- _INSTRUCTIONS FOR THE TASK_
Show all lines from the data that include the word "myös".

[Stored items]
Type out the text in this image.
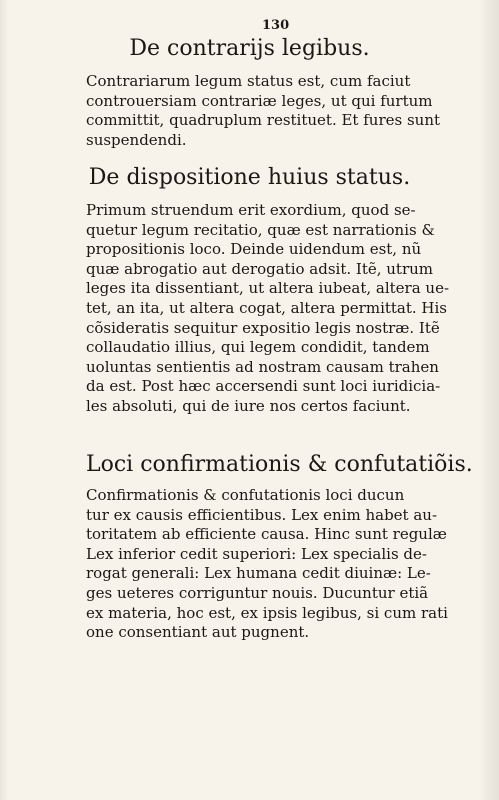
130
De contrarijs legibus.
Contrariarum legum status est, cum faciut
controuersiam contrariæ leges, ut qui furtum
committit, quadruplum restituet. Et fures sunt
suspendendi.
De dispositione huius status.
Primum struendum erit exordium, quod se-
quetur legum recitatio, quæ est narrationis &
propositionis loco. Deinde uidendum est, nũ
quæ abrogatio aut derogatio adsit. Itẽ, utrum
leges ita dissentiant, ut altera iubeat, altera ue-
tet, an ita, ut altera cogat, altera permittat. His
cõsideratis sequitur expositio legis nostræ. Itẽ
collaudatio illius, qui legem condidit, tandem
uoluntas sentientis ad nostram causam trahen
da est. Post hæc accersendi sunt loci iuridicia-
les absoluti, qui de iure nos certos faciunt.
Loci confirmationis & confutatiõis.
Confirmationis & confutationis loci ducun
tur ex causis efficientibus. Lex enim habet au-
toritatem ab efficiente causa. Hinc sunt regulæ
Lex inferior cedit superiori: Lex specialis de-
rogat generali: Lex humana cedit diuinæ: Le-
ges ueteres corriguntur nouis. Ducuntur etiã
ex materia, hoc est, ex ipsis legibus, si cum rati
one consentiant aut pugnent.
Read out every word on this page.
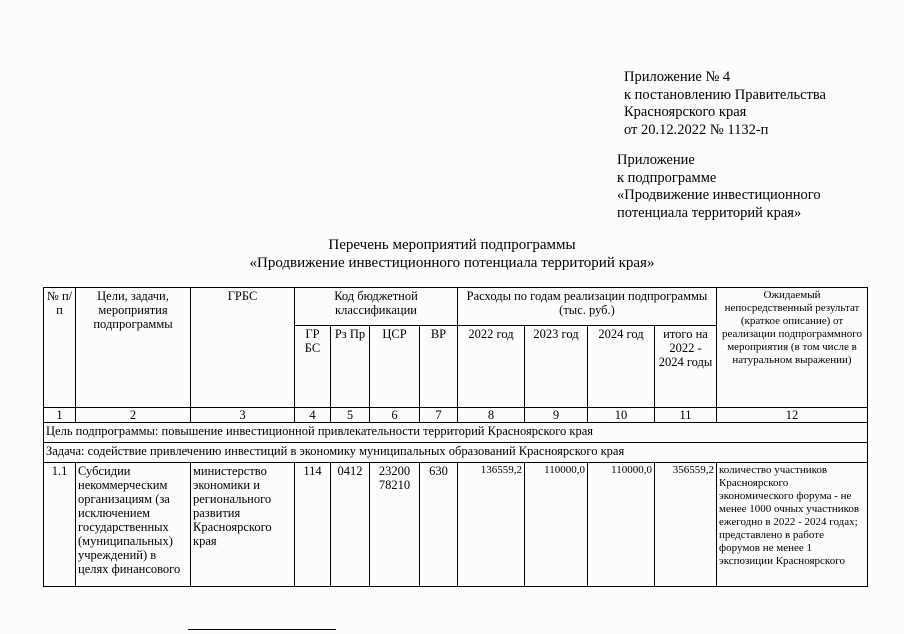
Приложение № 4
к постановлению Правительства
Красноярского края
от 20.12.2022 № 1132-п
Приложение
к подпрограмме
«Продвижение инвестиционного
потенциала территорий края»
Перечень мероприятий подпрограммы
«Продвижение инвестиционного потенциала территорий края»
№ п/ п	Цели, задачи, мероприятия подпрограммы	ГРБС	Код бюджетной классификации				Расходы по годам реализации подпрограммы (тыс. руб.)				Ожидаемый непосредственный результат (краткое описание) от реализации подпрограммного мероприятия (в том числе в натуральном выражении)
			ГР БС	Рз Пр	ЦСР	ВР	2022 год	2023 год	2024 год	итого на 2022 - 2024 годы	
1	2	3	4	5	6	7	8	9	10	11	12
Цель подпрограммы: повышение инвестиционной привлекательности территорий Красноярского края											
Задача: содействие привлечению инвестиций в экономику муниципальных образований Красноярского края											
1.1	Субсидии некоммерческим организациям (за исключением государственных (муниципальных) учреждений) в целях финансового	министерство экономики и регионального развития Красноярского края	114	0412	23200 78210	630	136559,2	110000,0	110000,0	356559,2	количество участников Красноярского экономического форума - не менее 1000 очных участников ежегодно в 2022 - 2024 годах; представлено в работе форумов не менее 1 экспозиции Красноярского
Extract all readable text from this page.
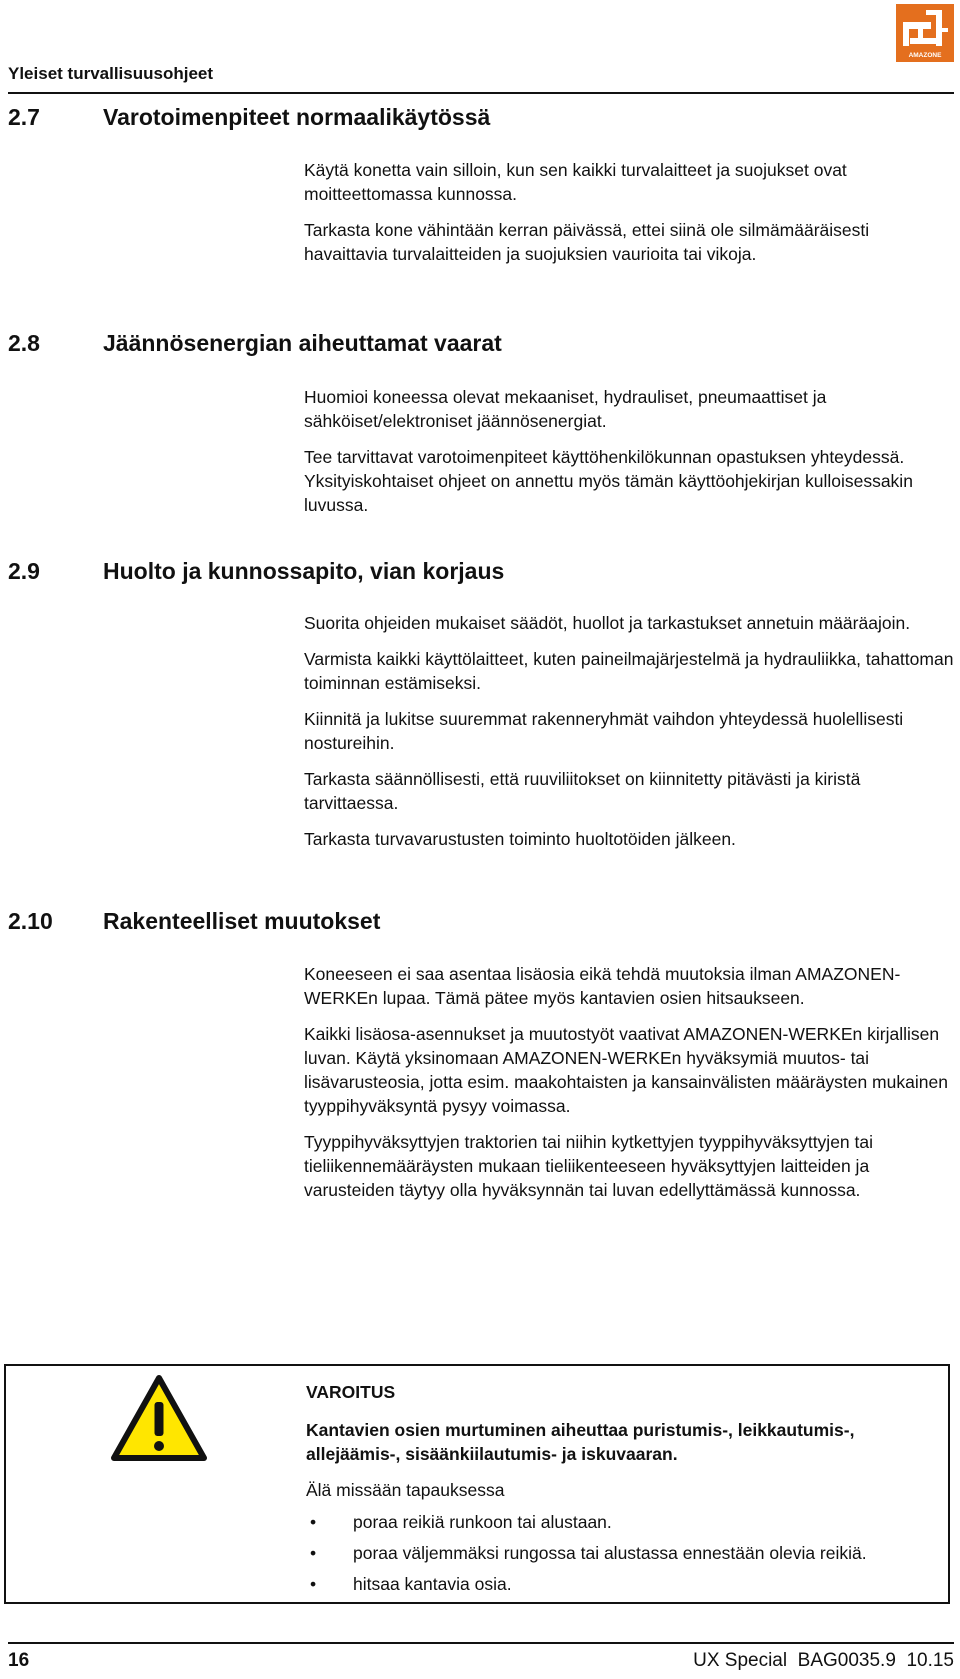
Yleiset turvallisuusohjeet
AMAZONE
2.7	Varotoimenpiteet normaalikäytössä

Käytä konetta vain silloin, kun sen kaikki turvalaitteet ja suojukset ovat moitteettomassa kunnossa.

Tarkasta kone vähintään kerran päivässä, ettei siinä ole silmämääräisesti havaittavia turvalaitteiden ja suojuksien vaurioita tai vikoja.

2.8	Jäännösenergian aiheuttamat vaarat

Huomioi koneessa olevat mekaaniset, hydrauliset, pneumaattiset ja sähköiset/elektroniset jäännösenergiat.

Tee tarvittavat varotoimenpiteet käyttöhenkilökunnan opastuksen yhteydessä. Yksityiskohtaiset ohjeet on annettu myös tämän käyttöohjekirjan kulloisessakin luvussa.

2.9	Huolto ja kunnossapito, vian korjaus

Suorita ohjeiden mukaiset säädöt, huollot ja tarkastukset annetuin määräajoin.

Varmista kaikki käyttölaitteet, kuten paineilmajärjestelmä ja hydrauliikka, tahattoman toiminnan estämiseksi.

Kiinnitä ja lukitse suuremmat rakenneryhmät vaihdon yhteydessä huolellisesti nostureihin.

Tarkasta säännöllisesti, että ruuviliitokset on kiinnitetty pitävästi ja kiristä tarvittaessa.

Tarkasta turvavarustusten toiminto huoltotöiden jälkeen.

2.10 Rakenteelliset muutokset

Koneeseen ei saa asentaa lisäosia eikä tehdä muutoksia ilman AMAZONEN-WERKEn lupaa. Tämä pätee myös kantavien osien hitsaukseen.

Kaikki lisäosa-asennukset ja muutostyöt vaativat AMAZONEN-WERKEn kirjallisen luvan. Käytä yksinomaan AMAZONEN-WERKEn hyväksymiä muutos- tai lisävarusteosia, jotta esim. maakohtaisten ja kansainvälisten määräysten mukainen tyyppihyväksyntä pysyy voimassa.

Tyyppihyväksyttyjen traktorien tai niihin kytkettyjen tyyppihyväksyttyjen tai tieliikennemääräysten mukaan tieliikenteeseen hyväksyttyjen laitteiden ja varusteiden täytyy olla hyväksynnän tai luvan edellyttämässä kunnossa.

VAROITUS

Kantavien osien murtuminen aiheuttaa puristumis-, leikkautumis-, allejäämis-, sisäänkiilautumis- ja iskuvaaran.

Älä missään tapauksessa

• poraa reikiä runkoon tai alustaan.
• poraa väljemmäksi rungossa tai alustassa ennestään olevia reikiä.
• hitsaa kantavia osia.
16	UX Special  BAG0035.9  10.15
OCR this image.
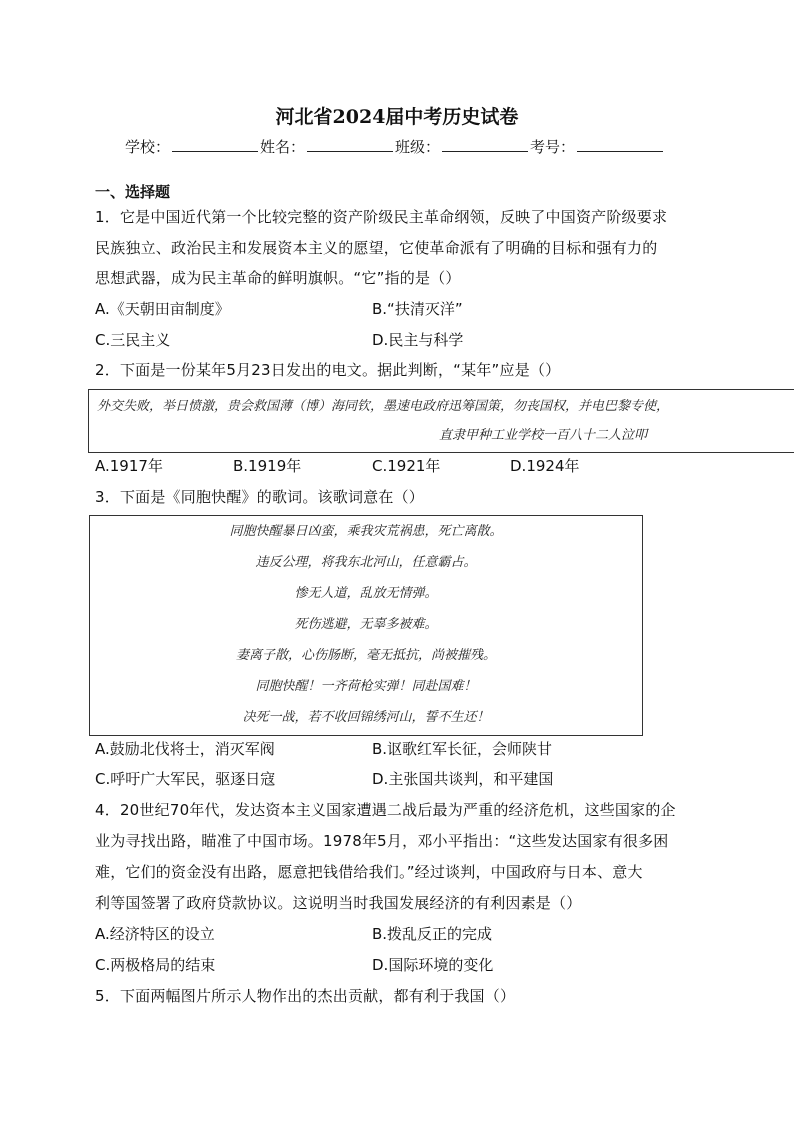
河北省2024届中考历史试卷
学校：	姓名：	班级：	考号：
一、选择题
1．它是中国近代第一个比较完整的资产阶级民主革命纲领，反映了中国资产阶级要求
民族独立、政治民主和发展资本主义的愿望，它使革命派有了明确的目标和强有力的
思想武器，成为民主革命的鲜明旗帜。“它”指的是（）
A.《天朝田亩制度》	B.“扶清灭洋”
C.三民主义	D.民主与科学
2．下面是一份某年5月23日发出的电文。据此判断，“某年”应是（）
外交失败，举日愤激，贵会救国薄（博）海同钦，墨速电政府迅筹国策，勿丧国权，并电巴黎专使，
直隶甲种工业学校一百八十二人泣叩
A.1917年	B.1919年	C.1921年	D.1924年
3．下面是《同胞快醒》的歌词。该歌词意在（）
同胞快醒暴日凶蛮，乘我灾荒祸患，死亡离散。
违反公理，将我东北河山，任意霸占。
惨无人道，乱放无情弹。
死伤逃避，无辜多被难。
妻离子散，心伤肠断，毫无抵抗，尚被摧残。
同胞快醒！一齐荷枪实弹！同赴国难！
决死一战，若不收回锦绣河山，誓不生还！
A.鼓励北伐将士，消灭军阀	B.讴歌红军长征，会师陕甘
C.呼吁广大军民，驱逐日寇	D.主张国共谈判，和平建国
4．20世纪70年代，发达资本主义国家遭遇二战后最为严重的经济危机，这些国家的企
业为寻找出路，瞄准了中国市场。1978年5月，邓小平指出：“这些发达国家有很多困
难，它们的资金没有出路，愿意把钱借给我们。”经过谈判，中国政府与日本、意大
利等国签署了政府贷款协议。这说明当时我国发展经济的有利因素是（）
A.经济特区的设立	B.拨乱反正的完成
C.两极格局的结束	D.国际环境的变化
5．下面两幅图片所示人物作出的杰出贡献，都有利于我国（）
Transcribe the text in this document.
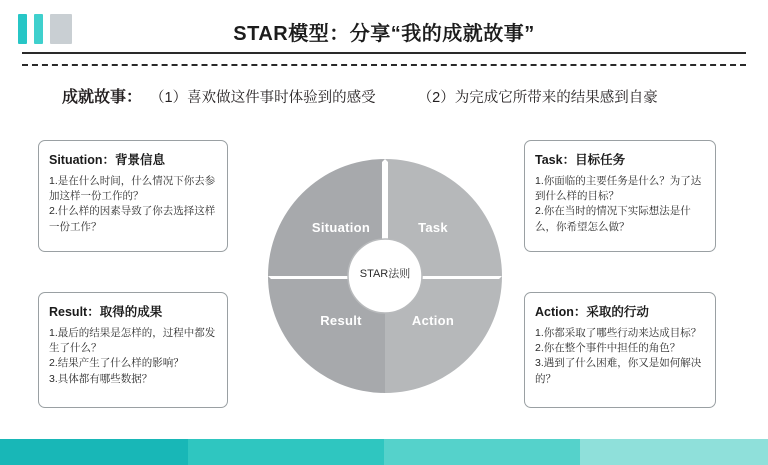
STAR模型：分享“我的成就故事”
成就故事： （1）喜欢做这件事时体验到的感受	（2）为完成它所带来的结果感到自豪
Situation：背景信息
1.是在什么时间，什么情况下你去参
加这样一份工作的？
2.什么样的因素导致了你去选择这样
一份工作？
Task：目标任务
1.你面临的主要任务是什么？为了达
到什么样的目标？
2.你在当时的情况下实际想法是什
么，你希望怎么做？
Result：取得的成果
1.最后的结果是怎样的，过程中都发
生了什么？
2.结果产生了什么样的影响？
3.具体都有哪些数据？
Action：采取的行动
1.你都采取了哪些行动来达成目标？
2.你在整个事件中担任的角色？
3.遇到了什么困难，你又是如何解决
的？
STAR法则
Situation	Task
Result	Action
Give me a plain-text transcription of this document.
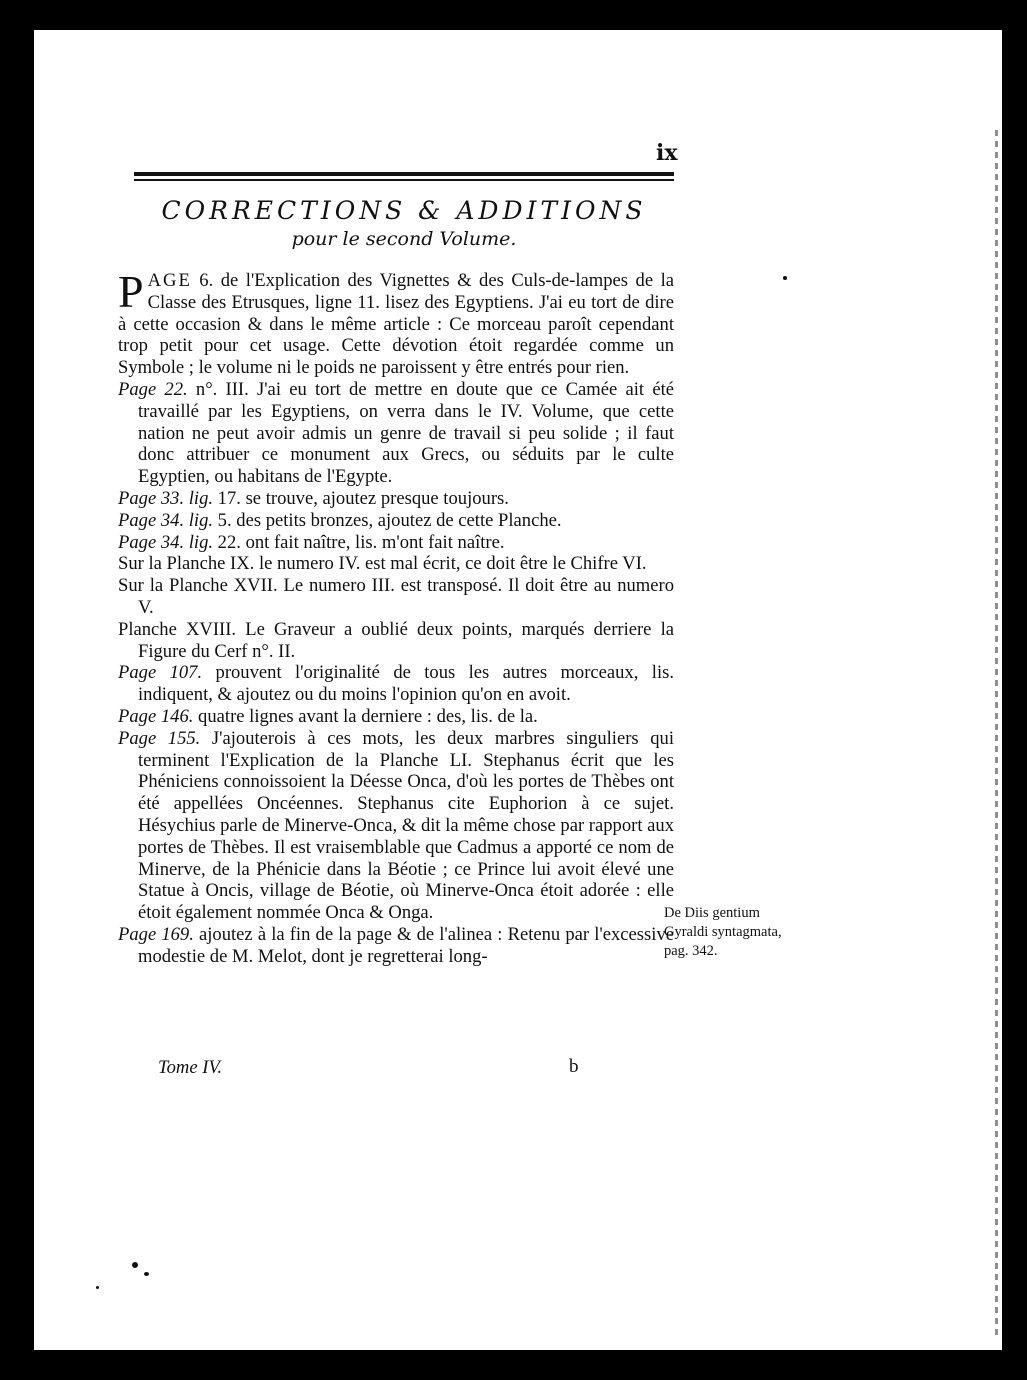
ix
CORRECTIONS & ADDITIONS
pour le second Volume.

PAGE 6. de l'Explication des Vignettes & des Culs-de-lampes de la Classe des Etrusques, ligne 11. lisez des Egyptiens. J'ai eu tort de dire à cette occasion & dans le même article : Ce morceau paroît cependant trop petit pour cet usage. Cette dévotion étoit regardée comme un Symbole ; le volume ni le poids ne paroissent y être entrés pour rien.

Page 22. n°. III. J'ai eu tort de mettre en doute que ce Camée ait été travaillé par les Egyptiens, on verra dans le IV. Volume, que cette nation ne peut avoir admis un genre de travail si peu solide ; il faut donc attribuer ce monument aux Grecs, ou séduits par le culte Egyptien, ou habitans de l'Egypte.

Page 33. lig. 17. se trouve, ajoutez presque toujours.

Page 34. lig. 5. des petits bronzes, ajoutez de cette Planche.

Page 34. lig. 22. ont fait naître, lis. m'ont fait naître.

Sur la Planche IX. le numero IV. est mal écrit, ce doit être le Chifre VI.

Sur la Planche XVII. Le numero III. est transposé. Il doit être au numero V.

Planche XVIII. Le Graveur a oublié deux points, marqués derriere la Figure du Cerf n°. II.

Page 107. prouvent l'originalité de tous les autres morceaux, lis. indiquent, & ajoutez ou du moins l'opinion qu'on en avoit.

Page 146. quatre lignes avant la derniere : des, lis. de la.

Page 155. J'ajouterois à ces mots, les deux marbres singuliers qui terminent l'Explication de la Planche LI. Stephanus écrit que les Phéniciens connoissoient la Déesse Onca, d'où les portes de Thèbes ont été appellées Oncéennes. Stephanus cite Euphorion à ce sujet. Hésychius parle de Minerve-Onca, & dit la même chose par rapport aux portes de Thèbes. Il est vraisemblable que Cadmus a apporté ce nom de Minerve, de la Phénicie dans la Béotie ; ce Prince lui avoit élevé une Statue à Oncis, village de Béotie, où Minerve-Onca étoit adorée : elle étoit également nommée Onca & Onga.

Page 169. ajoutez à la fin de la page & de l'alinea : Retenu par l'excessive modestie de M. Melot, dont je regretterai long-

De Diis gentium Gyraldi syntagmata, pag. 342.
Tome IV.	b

- _RESPONSE FOR THIS EXERCISE_
Tee tarvittavat varotoimenpiteet käyttöhenkilökunnan opastuksen yhteydessä. Yksityiskohtaiset ohjeet on annettu myös tämän käyttöohjekirjan kulloisessakin luvussa.
Koneeseen ei saa asentaa lisäosia eikä tehdä muutoksia ilman AMAZONEN-WERKEn lupaa. Tämä pätee myös kantavien osien hitsaukseen.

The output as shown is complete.